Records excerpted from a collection
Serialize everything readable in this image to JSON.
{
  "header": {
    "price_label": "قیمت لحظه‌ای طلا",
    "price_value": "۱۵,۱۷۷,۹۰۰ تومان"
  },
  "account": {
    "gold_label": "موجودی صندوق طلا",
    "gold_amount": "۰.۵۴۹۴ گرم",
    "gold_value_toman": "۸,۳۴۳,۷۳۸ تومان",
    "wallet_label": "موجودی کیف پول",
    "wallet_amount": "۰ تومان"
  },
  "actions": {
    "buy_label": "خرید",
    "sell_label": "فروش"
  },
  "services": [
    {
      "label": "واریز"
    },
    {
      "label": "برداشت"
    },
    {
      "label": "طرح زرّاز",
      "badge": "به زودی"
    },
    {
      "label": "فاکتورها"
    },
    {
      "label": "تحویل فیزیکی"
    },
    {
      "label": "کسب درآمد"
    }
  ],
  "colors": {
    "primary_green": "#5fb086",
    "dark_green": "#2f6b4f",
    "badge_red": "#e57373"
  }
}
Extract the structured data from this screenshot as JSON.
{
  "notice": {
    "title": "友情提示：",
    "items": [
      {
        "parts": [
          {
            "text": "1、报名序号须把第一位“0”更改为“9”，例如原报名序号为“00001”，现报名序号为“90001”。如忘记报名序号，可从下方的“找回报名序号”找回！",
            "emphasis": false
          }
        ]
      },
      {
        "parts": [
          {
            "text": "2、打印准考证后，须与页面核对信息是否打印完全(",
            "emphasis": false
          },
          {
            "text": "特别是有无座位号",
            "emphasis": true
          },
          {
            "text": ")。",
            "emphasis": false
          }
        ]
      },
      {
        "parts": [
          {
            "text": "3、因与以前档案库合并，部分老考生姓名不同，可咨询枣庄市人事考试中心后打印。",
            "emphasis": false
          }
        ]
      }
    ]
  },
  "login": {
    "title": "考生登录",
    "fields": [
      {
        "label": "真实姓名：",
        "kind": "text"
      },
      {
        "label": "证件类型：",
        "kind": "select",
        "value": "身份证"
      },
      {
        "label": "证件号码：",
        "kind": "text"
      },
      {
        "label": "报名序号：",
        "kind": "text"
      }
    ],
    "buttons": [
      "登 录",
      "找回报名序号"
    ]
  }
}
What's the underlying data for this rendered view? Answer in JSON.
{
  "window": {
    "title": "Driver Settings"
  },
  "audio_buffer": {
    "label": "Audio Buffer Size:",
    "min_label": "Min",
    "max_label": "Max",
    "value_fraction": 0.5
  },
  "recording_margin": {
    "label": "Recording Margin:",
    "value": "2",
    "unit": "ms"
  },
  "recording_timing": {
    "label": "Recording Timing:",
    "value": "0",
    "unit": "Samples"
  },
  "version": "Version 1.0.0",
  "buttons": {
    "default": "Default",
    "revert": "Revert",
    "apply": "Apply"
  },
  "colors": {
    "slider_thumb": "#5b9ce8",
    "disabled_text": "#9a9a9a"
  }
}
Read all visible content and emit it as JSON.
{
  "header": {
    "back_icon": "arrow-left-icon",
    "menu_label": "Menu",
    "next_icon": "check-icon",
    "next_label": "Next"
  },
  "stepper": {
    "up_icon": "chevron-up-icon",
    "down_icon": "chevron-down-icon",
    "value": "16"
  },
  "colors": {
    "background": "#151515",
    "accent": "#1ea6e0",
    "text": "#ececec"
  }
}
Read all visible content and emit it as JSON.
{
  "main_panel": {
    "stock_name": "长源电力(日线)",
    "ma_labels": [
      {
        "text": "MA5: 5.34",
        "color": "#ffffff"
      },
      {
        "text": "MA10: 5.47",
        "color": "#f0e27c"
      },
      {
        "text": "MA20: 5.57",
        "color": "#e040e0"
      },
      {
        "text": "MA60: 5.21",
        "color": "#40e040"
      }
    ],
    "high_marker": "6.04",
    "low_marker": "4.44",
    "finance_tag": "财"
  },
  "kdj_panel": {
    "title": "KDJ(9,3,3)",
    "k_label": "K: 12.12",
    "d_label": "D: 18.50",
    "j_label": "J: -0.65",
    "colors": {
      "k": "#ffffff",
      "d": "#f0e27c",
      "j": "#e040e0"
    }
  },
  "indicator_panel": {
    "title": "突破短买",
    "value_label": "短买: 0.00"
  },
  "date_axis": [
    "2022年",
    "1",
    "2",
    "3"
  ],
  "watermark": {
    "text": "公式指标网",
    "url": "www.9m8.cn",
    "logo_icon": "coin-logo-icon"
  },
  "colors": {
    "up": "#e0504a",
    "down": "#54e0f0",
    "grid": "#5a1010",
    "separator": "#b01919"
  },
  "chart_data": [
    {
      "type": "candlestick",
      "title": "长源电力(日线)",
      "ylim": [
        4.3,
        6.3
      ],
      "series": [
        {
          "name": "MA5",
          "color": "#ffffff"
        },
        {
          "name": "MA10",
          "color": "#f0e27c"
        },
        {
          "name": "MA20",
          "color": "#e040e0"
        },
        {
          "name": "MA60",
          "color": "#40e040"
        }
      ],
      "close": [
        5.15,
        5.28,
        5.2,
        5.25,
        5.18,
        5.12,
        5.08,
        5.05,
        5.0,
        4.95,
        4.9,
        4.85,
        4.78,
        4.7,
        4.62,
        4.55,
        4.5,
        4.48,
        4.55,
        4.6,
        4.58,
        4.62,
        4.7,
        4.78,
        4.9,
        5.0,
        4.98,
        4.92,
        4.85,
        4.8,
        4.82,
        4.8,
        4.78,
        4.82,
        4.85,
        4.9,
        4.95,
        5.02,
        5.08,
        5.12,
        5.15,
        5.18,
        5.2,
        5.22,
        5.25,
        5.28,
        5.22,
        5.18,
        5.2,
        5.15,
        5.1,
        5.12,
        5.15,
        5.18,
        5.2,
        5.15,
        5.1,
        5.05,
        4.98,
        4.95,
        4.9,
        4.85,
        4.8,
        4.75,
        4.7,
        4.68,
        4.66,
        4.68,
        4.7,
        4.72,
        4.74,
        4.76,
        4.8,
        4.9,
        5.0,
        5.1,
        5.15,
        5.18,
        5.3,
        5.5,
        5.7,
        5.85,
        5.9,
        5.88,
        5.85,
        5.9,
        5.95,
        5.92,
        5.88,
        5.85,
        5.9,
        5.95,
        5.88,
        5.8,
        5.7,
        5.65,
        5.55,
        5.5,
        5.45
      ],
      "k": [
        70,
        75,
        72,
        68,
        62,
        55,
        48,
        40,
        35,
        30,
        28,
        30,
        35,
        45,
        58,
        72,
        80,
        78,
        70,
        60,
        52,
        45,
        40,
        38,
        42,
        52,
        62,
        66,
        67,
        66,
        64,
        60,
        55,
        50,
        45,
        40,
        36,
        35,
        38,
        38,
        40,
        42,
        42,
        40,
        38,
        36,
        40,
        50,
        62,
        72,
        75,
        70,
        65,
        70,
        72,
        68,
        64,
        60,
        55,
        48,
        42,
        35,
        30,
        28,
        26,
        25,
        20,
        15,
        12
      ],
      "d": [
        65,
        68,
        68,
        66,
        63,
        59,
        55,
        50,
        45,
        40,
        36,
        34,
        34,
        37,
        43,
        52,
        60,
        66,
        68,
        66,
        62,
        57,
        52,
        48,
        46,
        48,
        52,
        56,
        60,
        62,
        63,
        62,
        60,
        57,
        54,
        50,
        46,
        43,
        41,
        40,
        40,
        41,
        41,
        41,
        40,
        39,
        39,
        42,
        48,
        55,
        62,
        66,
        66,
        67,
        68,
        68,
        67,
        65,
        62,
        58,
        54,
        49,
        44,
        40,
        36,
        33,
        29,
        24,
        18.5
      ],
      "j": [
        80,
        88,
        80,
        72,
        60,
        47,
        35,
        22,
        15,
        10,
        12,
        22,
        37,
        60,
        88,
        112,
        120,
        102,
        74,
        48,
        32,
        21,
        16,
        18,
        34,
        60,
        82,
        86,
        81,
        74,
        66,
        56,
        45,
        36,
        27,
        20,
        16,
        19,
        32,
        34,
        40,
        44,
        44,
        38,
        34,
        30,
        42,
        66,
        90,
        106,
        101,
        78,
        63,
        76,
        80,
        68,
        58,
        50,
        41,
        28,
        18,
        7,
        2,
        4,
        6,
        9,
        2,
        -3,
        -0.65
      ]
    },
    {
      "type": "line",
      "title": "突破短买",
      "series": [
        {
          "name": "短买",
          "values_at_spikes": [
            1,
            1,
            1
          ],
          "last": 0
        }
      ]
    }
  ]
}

■ WHAT IS REQUIRED
Show the lines where the word "this" appears in the entries.

■ RESULT
Serialize everything readable in this image to JSON.
Extract the structured data from this screenshot as JSON.
What's the underlying data for this rendered view? Answer in JSON.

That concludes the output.